> GIVEN INSTRUCTION
Reproduce each of the lines below without any change, keeping their order.

> DATASET RECORDS

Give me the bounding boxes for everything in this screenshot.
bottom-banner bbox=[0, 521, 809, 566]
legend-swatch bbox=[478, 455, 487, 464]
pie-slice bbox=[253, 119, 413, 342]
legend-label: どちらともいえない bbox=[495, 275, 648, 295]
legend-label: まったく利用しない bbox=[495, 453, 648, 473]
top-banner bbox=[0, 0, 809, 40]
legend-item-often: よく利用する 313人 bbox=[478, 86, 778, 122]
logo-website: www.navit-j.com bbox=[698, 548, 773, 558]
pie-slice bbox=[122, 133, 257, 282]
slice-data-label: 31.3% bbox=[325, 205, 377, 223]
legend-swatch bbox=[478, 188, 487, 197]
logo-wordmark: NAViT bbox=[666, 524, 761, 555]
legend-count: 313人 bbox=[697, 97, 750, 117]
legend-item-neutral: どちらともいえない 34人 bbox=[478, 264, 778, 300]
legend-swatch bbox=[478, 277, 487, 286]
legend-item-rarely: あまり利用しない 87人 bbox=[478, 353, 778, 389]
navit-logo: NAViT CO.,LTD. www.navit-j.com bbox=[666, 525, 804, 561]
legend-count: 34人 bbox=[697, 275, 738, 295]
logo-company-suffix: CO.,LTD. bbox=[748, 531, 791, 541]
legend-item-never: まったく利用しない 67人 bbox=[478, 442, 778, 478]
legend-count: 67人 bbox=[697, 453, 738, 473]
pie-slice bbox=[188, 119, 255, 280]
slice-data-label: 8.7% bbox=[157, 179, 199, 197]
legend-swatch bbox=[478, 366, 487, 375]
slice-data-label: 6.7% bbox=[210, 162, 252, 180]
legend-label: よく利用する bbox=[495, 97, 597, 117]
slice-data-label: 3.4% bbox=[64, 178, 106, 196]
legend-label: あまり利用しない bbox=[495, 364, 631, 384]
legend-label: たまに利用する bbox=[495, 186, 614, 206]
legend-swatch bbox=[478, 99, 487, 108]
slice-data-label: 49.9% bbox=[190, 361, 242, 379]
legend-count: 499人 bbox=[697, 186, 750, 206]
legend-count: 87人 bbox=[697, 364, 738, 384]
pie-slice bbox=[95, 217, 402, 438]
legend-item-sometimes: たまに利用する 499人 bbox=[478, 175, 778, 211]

> RESULT OF THE EXERCISE
Give me the bounding boxes for everything in this screenshot.
bottom-banner bbox=[0, 521, 809, 566]
legend-swatch bbox=[478, 455, 487, 464]
pie-slice bbox=[253, 119, 413, 342]
legend-label: どちらともいえない bbox=[495, 275, 648, 295]
legend-label: まったく利用しない bbox=[495, 453, 648, 473]
top-banner bbox=[0, 0, 809, 40]
legend-item-often: よく利用する 313人 bbox=[478, 86, 778, 122]
logo-website: www.navit-j.com bbox=[698, 548, 773, 558]
pie-slice bbox=[122, 133, 257, 282]
slice-data-label: 31.3% bbox=[325, 205, 377, 223]
legend-swatch bbox=[478, 188, 487, 197]
logo-wordmark: NAViT bbox=[666, 524, 761, 555]
legend-count: 313人 bbox=[697, 97, 750, 117]
legend-item-neutral: どちらともいえない 34人 bbox=[478, 264, 778, 300]
legend-swatch bbox=[478, 277, 487, 286]
legend-item-rarely: あまり利用しない 87人 bbox=[478, 353, 778, 389]
navit-logo: NAViT CO.,LTD. www.navit-j.com bbox=[666, 525, 804, 561]
legend-count: 34人 bbox=[697, 275, 738, 295]
logo-company-suffix: CO.,LTD. bbox=[748, 531, 791, 541]
legend-item-never: まったく利用しない 67人 bbox=[478, 442, 778, 478]
legend-count: 67人 bbox=[697, 453, 738, 473]
pie-slice bbox=[188, 119, 255, 280]
slice-data-label: 8.7% bbox=[157, 179, 199, 197]
legend-swatch bbox=[478, 366, 487, 375]
slice-data-label: 6.7% bbox=[210, 162, 252, 180]
legend-label: よく利用する bbox=[495, 97, 597, 117]
slice-data-label: 3.4% bbox=[64, 178, 106, 196]
legend-label: あまり利用しない bbox=[495, 364, 631, 384]
legend-label: たまに利用する bbox=[495, 186, 614, 206]
legend-swatch bbox=[478, 99, 487, 108]
slice-data-label: 49.9% bbox=[190, 361, 242, 379]
legend-count: 499人 bbox=[697, 186, 750, 206]
legend-count: 87人 bbox=[697, 364, 738, 384]
pie-slice bbox=[95, 217, 402, 438]
legend-item-sometimes: たまに利用する 499人 bbox=[478, 175, 778, 211]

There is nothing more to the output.